* [DATA LISTING]:
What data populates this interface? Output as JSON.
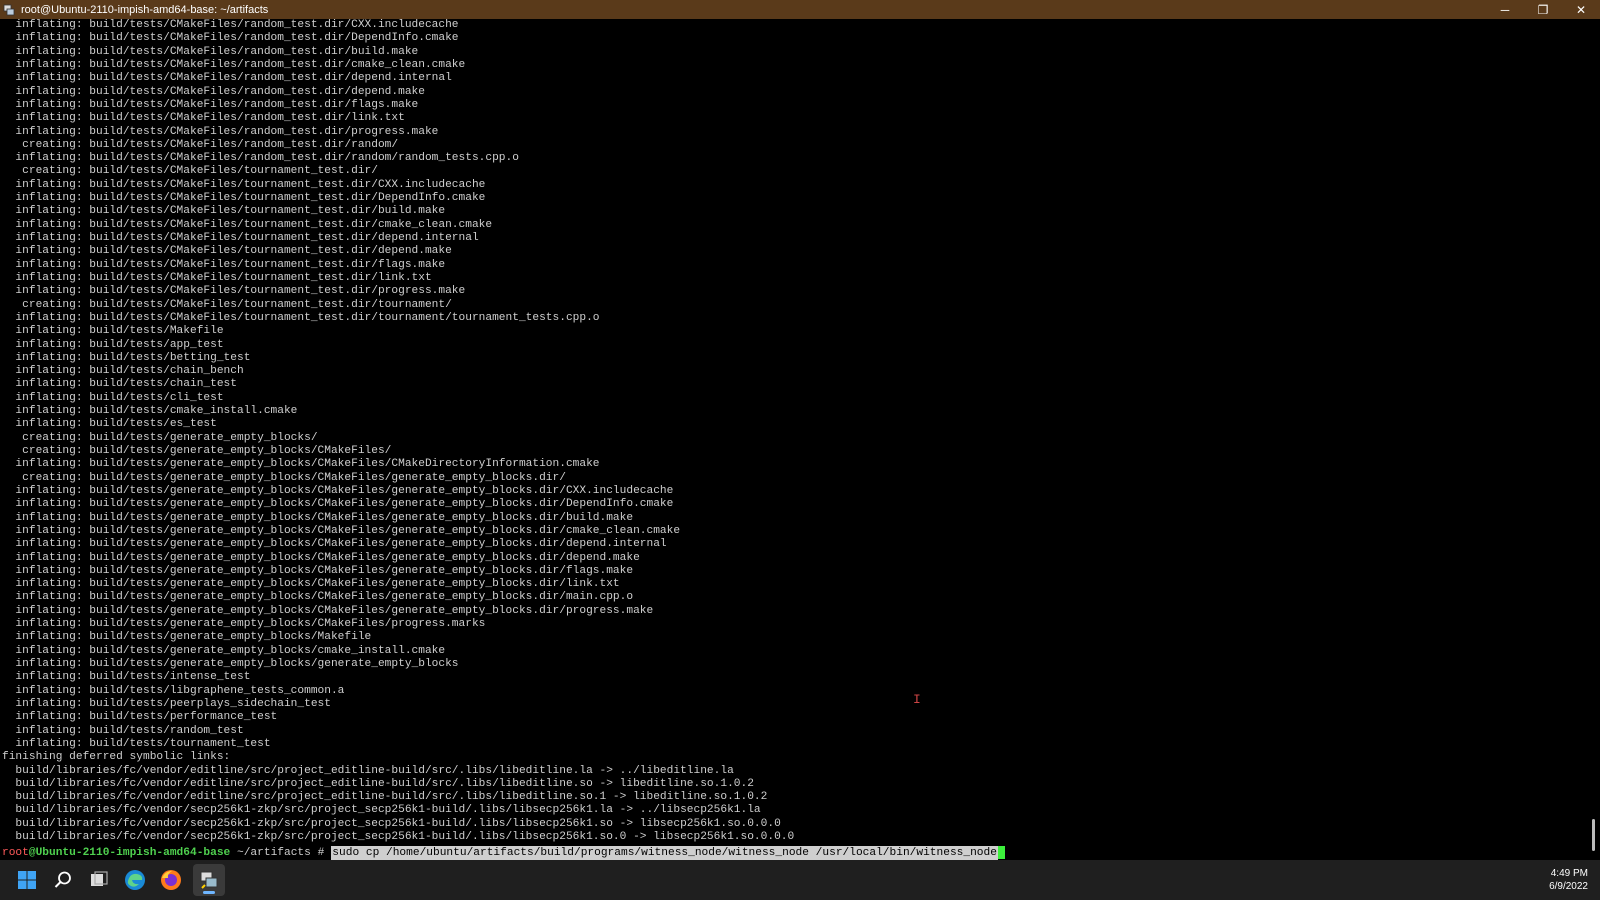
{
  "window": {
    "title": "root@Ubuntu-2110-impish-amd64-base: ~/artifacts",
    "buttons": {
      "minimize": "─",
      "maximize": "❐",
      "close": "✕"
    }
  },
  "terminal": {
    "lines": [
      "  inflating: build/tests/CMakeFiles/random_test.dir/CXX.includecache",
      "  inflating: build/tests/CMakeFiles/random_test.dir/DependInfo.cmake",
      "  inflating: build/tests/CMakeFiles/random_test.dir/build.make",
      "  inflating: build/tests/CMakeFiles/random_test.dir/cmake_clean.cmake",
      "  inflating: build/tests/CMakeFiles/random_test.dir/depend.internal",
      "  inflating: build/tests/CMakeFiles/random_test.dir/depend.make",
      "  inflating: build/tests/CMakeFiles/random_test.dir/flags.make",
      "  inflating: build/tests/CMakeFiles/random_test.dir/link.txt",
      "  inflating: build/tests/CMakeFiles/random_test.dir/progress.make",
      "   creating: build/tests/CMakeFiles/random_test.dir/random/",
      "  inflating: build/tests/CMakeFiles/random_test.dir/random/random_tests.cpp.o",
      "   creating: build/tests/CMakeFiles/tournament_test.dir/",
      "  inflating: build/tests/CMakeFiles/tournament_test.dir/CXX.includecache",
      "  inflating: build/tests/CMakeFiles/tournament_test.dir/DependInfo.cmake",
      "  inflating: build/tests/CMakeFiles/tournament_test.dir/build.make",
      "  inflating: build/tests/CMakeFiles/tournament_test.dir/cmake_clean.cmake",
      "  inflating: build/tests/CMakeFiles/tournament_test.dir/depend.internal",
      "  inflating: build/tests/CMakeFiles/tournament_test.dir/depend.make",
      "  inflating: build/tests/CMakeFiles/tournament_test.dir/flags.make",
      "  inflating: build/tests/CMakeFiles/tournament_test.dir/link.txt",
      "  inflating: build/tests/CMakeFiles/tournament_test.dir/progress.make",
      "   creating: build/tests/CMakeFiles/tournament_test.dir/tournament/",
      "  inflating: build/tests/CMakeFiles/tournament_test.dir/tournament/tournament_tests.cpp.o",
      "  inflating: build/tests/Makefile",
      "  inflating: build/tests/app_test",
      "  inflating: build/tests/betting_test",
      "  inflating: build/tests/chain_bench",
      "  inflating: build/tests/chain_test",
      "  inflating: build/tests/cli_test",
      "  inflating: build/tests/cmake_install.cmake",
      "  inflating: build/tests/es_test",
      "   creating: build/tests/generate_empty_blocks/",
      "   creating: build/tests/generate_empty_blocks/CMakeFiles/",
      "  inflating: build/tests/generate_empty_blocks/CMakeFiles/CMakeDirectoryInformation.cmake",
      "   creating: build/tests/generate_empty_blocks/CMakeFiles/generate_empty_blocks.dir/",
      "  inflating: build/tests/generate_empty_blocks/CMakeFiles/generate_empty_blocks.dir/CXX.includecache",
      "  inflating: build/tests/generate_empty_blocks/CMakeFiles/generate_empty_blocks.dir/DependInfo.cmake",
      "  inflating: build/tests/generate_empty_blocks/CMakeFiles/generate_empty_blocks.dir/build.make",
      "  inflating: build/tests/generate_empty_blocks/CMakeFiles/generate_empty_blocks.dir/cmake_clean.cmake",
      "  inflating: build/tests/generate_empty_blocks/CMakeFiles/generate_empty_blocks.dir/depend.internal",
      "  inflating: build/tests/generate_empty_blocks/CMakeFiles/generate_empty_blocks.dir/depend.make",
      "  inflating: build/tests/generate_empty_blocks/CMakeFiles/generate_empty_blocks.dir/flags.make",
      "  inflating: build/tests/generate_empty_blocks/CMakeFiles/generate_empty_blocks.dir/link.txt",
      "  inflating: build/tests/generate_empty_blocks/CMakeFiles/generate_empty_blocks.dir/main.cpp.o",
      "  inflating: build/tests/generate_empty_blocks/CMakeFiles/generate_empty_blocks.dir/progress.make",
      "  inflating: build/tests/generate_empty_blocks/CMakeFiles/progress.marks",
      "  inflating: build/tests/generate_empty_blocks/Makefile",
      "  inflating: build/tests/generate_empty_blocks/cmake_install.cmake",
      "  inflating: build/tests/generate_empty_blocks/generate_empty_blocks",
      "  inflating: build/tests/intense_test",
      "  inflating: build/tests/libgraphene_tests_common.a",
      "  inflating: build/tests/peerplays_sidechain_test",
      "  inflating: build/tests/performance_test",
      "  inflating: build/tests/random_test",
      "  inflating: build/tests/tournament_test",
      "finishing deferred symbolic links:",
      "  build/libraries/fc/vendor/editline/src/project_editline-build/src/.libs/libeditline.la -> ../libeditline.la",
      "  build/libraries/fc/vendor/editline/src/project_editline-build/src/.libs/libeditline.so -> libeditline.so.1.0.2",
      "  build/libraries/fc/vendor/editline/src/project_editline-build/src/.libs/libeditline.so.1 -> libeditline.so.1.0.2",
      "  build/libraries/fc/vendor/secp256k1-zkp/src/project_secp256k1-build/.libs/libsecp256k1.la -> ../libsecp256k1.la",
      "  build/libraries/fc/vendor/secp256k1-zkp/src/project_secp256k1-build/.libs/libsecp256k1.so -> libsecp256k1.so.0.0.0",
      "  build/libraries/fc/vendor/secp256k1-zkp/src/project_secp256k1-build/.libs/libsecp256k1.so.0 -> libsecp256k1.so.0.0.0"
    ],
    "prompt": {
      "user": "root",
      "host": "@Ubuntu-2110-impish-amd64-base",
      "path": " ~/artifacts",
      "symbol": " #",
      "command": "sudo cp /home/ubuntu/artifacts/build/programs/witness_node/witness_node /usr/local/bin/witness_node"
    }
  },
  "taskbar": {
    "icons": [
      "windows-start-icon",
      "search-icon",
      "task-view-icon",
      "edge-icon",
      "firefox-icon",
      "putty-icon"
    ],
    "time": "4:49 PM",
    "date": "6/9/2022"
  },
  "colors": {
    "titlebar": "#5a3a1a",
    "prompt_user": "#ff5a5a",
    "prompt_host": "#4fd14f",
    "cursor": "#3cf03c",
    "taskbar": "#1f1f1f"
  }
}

* [WHAT IS ASKED]: Repeat each entry above word for word, leaving every picture out.

* [SOLUTION TO THIS EXERCISE]:
What data populates this interface? Output as JSON.
{
  "window": {
    "title": "root@Ubuntu-2110-impish-amd64-base: ~/artifacts",
    "buttons": {
      "minimize": "─",
      "maximize": "❐",
      "close": "✕"
    }
  },
  "terminal": {
    "lines": [
      "  inflating: build/tests/CMakeFiles/random_test.dir/CXX.includecache",
      "  inflating: build/tests/CMakeFiles/random_test.dir/DependInfo.cmake",
      "  inflating: build/tests/CMakeFiles/random_test.dir/build.make",
      "  inflating: build/tests/CMakeFiles/random_test.dir/cmake_clean.cmake",
      "  inflating: build/tests/CMakeFiles/random_test.dir/depend.internal",
      "  inflating: build/tests/CMakeFiles/random_test.dir/depend.make",
      "  inflating: build/tests/CMakeFiles/random_test.dir/flags.make",
      "  inflating: build/tests/CMakeFiles/random_test.dir/link.txt",
      "  inflating: build/tests/CMakeFiles/random_test.dir/progress.make",
      "   creating: build/tests/CMakeFiles/random_test.dir/random/",
      "  inflating: build/tests/CMakeFiles/random_test.dir/random/random_tests.cpp.o",
      "   creating: build/tests/CMakeFiles/tournament_test.dir/",
      "  inflating: build/tests/CMakeFiles/tournament_test.dir/CXX.includecache",
      "  inflating: build/tests/CMakeFiles/tournament_test.dir/DependInfo.cmake",
      "  inflating: build/tests/CMakeFiles/tournament_test.dir/build.make",
      "  inflating: build/tests/CMakeFiles/tournament_test.dir/cmake_clean.cmake",
      "  inflating: build/tests/CMakeFiles/tournament_test.dir/depend.internal",
      "  inflating: build/tests/CMakeFiles/tournament_test.dir/depend.make",
      "  inflating: build/tests/CMakeFiles/tournament_test.dir/flags.make",
      "  inflating: build/tests/CMakeFiles/tournament_test.dir/link.txt",
      "  inflating: build/tests/CMakeFiles/tournament_test.dir/progress.make",
      "   creating: build/tests/CMakeFiles/tournament_test.dir/tournament/",
      "  inflating: build/tests/CMakeFiles/tournament_test.dir/tournament/tournament_tests.cpp.o",
      "  inflating: build/tests/Makefile",
      "  inflating: build/tests/app_test",
      "  inflating: build/tests/betting_test",
      "  inflating: build/tests/chain_bench",
      "  inflating: build/tests/chain_test",
      "  inflating: build/tests/cli_test",
      "  inflating: build/tests/cmake_install.cmake",
      "  inflating: build/tests/es_test",
      "   creating: build/tests/generate_empty_blocks/",
      "   creating: build/tests/generate_empty_blocks/CMakeFiles/",
      "  inflating: build/tests/generate_empty_blocks/CMakeFiles/CMakeDirectoryInformation.cmake",
      "   creating: build/tests/generate_empty_blocks/CMakeFiles/generate_empty_blocks.dir/",
      "  inflating: build/tests/generate_empty_blocks/CMakeFiles/generate_empty_blocks.dir/CXX.includecache",
      "  inflating: build/tests/generate_empty_blocks/CMakeFiles/generate_empty_blocks.dir/DependInfo.cmake",
      "  inflating: build/tests/generate_empty_blocks/CMakeFiles/generate_empty_blocks.dir/build.make",
      "  inflating: build/tests/generate_empty_blocks/CMakeFiles/generate_empty_blocks.dir/cmake_clean.cmake",
      "  inflating: build/tests/generate_empty_blocks/CMakeFiles/generate_empty_blocks.dir/depend.internal",
      "  inflating: build/tests/generate_empty_blocks/CMakeFiles/generate_empty_blocks.dir/depend.make",
      "  inflating: build/tests/generate_empty_blocks/CMakeFiles/generate_empty_blocks.dir/flags.make",
      "  inflating: build/tests/generate_empty_blocks/CMakeFiles/generate_empty_blocks.dir/link.txt",
      "  inflating: build/tests/generate_empty_blocks/CMakeFiles/generate_empty_blocks.dir/main.cpp.o",
      "  inflating: build/tests/generate_empty_blocks/CMakeFiles/generate_empty_blocks.dir/progress.make",
      "  inflating: build/tests/generate_empty_blocks/CMakeFiles/progress.marks",
      "  inflating: build/tests/generate_empty_blocks/Makefile",
      "  inflating: build/tests/generate_empty_blocks/cmake_install.cmake",
      "  inflating: build/tests/generate_empty_blocks/generate_empty_blocks",
      "  inflating: build/tests/intense_test",
      "  inflating: build/tests/libgraphene_tests_common.a",
      "  inflating: build/tests/peerplays_sidechain_test",
      "  inflating: build/tests/performance_test",
      "  inflating: build/tests/random_test",
      "  inflating: build/tests/tournament_test",
      "finishing deferred symbolic links:",
      "  build/libraries/fc/vendor/editline/src/project_editline-build/src/.libs/libeditline.la -> ../libeditline.la",
      "  build/libraries/fc/vendor/editline/src/project_editline-build/src/.libs/libeditline.so -> libeditline.so.1.0.2",
      "  build/libraries/fc/vendor/editline/src/project_editline-build/src/.libs/libeditline.so.1 -> libeditline.so.1.0.2",
      "  build/libraries/fc/vendor/secp256k1-zkp/src/project_secp256k1-build/.libs/libsecp256k1.la -> ../libsecp256k1.la",
      "  build/libraries/fc/vendor/secp256k1-zkp/src/project_secp256k1-build/.libs/libsecp256k1.so -> libsecp256k1.so.0.0.0",
      "  build/libraries/fc/vendor/secp256k1-zkp/src/project_secp256k1-build/.libs/libsecp256k1.so.0 -> libsecp256k1.so.0.0.0"
    ],
    "prompt": {
      "user": "root",
      "host": "@Ubuntu-2110-impish-amd64-base",
      "path": " ~/artifacts",
      "symbol": " #",
      "command": "sudo cp /home/ubuntu/artifacts/build/programs/witness_node/witness_node /usr/local/bin/witness_node"
    }
  },
  "taskbar": {
    "icons": [
      "windows-start-icon",
      "search-icon",
      "task-view-icon",
      "edge-icon",
      "firefox-icon",
      "putty-icon"
    ],
    "time": "4:49 PM",
    "date": "6/9/2022"
  },
  "colors": {
    "titlebar": "#5a3a1a",
    "prompt_user": "#ff5a5a",
    "prompt_host": "#4fd14f",
    "cursor": "#3cf03c",
    "taskbar": "#1f1f1f"
  }
}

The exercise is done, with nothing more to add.